### ENTRIES SUPPLIED
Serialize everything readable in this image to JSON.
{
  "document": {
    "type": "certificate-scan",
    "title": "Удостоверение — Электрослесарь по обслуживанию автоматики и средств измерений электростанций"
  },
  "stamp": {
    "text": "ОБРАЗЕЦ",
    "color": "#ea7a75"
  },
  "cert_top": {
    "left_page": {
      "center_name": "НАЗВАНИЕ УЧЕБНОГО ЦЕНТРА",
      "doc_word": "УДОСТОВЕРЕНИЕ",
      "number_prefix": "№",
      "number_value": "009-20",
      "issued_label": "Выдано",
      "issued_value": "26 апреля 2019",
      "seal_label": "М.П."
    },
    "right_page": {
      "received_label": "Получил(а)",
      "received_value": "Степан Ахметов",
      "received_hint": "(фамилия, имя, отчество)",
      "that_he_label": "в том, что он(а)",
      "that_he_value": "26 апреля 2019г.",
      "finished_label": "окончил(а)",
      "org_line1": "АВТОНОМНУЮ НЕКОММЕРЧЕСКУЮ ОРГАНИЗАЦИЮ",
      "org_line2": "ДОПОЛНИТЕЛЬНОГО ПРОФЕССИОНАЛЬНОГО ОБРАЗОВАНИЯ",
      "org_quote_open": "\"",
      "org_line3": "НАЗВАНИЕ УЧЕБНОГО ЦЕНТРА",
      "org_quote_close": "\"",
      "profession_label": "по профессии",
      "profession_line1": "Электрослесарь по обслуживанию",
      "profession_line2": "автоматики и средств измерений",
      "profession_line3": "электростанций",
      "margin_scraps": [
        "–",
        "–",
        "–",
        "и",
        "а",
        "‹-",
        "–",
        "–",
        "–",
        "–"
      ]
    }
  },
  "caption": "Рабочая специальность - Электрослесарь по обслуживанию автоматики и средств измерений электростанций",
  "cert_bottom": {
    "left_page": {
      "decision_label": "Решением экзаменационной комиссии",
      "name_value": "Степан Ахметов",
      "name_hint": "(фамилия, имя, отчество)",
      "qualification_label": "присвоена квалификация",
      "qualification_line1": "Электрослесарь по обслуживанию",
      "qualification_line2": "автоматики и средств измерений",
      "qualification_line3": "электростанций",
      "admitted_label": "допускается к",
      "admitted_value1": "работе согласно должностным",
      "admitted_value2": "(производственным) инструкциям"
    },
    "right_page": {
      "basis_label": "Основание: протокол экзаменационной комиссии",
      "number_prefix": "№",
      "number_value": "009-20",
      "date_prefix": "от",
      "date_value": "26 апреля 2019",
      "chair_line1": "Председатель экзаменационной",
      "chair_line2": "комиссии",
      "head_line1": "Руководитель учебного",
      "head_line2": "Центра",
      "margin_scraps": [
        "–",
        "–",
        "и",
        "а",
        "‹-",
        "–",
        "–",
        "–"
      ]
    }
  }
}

### DIRECTIONS
Reproduce each line of the entries in which the word "средств" is found.

### ANSWER FOR THE TASK
    "title": "Удостоверение — Электрослесарь по обслуживанию автоматики и средств измерений электростанций"
      "profession_line2": "автоматики и средств измерений",
  "caption": "Рабочая специальность - Электрослесарь по обслуживанию автоматики и средств измерений электростанций",
      "qualification_line2": "автоматики и средств измерений",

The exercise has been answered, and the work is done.